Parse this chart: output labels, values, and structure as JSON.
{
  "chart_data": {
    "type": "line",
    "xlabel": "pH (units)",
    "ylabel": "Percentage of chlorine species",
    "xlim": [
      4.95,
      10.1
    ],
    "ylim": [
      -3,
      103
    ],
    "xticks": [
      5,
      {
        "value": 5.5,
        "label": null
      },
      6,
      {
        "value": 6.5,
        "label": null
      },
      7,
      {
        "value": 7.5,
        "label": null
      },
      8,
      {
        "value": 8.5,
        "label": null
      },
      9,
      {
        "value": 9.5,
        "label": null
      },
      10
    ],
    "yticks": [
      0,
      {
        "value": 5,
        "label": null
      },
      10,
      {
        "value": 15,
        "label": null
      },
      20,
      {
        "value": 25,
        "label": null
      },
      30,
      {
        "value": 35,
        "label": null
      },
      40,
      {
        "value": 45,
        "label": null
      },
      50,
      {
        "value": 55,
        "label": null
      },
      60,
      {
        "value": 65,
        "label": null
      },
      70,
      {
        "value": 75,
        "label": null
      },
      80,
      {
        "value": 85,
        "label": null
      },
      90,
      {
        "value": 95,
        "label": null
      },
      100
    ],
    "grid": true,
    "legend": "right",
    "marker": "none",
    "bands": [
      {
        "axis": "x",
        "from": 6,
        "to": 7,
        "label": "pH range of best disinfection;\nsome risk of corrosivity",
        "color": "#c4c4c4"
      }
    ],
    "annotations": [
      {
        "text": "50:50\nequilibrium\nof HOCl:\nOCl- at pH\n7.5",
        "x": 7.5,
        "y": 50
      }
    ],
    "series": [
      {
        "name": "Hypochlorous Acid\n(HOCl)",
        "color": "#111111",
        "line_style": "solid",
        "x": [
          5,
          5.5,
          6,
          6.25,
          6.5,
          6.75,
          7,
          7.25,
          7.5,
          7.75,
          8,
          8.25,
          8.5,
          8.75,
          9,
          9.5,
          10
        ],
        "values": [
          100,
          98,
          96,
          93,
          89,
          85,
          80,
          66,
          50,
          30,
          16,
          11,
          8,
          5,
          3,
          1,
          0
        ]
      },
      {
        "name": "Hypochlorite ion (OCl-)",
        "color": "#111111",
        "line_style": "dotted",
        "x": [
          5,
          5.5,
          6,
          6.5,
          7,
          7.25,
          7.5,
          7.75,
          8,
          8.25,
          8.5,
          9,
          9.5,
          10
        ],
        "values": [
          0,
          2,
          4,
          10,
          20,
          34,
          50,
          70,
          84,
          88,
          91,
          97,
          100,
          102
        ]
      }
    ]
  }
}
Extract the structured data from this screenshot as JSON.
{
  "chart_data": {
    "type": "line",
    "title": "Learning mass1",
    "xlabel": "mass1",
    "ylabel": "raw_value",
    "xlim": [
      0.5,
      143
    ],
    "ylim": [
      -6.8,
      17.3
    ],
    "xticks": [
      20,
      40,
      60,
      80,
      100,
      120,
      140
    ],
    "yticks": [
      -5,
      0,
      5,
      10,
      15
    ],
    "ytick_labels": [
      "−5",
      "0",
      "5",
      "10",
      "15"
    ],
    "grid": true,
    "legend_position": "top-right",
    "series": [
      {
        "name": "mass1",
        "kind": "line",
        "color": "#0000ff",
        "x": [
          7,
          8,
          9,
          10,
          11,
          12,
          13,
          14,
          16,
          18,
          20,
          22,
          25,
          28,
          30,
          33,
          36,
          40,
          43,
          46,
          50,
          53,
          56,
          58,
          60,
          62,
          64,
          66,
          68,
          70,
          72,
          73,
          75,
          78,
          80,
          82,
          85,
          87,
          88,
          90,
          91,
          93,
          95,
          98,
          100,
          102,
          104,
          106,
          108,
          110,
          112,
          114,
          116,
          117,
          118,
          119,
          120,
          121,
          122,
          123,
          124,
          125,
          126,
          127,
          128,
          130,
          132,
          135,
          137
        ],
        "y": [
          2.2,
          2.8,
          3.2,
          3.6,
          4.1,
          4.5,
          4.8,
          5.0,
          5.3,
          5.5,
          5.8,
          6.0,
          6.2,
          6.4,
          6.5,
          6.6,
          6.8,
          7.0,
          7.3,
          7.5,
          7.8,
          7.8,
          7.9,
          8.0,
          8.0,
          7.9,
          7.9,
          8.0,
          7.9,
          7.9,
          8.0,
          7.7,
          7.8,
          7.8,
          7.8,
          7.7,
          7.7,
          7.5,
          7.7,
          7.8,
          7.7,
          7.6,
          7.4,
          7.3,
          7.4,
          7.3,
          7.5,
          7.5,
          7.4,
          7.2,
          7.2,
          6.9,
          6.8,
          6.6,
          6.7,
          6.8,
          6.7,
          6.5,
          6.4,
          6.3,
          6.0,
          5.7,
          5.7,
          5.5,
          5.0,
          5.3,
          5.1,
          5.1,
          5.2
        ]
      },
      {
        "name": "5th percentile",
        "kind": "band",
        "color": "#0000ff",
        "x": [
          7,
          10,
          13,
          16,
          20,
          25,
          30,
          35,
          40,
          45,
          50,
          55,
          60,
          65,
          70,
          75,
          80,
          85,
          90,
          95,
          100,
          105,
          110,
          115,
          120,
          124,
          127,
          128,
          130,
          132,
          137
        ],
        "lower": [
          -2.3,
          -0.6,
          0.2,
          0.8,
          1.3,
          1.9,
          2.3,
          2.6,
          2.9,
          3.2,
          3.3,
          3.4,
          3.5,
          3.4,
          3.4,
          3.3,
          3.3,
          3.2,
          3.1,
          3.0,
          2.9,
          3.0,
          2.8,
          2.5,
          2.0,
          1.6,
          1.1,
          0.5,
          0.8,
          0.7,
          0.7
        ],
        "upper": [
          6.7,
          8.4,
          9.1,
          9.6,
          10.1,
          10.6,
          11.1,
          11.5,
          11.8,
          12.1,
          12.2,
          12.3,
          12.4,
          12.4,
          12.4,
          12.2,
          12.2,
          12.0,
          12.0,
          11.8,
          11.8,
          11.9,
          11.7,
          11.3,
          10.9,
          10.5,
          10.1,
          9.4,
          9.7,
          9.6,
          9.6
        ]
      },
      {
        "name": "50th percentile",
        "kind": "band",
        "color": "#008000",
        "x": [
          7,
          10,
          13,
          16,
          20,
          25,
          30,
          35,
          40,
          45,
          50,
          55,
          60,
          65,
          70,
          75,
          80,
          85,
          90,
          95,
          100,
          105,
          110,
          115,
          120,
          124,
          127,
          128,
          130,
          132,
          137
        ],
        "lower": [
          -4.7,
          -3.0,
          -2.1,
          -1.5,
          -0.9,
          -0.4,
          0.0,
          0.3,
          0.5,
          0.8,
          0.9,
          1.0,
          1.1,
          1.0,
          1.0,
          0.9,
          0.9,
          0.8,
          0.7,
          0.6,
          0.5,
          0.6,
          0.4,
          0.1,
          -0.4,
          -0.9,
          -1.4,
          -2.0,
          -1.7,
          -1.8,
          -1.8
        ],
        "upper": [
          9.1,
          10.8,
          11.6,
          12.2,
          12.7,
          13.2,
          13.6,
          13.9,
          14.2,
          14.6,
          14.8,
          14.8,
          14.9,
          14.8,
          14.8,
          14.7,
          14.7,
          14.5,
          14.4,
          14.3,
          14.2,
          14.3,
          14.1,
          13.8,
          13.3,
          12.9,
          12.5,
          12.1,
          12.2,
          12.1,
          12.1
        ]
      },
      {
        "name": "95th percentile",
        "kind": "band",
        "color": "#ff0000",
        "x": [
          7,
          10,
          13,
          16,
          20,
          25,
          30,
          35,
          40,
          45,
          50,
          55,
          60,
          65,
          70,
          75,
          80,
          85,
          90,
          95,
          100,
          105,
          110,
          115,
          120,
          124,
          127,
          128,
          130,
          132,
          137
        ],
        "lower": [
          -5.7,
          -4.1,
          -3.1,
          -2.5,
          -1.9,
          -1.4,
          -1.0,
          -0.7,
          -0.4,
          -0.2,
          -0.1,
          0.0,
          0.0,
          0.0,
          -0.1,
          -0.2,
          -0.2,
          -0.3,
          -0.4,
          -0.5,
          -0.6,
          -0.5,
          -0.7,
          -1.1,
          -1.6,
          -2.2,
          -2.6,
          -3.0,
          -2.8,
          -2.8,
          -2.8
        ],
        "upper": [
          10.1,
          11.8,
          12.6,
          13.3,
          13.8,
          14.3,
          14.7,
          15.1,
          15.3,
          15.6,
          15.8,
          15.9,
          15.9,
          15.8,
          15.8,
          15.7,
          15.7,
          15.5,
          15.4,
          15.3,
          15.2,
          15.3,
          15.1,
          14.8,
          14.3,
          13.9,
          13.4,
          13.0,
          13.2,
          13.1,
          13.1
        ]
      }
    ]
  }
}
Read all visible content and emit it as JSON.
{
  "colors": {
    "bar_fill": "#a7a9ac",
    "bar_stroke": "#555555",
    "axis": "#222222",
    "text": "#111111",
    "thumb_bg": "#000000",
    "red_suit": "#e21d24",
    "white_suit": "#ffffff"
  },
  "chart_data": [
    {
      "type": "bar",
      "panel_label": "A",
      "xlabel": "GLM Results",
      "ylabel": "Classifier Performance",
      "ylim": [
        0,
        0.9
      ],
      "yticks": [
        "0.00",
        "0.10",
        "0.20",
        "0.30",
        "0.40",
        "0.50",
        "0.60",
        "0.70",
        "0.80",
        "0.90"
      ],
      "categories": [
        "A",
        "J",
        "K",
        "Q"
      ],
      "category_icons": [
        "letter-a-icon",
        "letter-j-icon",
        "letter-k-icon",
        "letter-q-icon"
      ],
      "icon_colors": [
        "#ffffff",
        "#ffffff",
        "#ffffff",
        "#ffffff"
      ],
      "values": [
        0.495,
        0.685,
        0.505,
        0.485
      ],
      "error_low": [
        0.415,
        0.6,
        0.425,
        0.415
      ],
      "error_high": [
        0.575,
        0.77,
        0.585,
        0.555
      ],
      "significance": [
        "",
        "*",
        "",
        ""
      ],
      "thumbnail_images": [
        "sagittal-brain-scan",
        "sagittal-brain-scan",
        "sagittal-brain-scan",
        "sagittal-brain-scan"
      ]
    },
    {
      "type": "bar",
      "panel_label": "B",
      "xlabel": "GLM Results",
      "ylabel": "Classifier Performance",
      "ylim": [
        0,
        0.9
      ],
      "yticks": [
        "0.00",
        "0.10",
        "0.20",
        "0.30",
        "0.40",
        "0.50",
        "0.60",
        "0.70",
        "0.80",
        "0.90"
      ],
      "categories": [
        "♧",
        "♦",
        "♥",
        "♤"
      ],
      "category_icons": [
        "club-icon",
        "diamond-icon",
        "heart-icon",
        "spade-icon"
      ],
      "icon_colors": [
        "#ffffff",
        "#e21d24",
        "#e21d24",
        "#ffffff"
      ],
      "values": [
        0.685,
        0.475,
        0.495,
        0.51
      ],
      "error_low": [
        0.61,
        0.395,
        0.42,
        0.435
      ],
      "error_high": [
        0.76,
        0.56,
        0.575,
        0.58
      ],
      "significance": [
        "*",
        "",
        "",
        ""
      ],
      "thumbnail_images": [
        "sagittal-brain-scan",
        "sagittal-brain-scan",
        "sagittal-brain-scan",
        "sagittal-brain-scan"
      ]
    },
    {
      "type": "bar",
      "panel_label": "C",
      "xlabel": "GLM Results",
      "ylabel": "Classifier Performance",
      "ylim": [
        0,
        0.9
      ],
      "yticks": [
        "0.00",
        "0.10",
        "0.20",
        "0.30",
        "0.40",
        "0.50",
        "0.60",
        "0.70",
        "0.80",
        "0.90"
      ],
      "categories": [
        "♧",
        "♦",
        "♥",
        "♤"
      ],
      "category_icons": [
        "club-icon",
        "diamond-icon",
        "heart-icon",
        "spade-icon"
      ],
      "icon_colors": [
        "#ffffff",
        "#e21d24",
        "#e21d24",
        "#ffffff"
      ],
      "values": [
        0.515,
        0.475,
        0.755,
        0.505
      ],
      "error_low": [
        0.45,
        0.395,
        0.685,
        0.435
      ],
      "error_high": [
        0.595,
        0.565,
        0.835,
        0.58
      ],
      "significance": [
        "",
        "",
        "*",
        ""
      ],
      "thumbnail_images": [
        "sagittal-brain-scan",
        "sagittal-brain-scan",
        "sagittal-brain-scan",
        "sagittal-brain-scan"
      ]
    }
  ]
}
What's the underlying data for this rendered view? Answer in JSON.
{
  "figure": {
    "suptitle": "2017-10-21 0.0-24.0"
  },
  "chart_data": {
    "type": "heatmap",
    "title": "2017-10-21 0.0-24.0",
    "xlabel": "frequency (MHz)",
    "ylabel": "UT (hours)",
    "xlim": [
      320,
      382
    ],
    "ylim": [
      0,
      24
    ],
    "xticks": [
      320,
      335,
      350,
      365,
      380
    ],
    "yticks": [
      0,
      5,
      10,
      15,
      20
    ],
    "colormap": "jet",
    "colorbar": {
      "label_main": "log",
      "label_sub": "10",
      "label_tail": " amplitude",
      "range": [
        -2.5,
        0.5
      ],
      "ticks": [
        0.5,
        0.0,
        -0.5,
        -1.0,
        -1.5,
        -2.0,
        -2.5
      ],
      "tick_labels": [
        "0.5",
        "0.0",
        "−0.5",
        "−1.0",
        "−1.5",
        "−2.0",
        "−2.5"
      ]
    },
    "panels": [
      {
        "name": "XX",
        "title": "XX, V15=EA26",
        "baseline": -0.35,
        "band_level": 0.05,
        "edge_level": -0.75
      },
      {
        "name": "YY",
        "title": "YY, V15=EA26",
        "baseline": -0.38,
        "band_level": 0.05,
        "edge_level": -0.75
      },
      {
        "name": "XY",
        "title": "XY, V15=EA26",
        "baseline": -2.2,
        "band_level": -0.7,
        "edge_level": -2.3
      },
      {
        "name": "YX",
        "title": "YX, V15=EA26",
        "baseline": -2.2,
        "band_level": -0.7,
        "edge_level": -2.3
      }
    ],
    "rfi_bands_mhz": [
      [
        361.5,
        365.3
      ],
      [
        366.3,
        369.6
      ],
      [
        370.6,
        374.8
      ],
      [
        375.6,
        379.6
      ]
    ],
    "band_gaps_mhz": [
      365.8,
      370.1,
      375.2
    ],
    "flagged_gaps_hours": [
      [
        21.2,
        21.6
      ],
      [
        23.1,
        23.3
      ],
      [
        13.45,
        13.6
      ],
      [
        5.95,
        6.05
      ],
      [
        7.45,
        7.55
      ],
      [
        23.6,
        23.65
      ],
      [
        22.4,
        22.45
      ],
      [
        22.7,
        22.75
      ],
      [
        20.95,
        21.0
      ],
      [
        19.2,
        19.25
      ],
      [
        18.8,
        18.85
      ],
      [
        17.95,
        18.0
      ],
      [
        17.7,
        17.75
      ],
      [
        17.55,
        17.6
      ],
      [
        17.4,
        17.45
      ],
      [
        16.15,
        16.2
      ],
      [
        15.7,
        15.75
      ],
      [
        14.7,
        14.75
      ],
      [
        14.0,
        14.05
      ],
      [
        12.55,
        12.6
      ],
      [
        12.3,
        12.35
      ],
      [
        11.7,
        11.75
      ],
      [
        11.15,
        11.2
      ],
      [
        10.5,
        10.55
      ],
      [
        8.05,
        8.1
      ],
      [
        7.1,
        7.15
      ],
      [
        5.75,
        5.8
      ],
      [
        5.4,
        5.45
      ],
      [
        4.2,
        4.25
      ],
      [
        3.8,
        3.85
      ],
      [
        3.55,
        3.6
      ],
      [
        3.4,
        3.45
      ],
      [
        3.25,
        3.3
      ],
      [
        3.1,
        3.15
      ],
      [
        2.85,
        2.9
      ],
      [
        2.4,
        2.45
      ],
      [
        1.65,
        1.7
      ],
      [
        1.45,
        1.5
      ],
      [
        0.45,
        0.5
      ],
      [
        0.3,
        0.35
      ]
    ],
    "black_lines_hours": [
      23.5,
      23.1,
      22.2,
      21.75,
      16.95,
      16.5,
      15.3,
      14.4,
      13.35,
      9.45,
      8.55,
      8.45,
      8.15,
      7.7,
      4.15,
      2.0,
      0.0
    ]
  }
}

■ **Work to be completed**
Your task is to gather every line with the word "HOCl" and copy it.

■ **Answer below**
        "text": "50:50\nequilibrium\nof HOCl:\nOCl- at pH\n7.5",
        "name": "Hypochlorous Acid\n(HOCl)",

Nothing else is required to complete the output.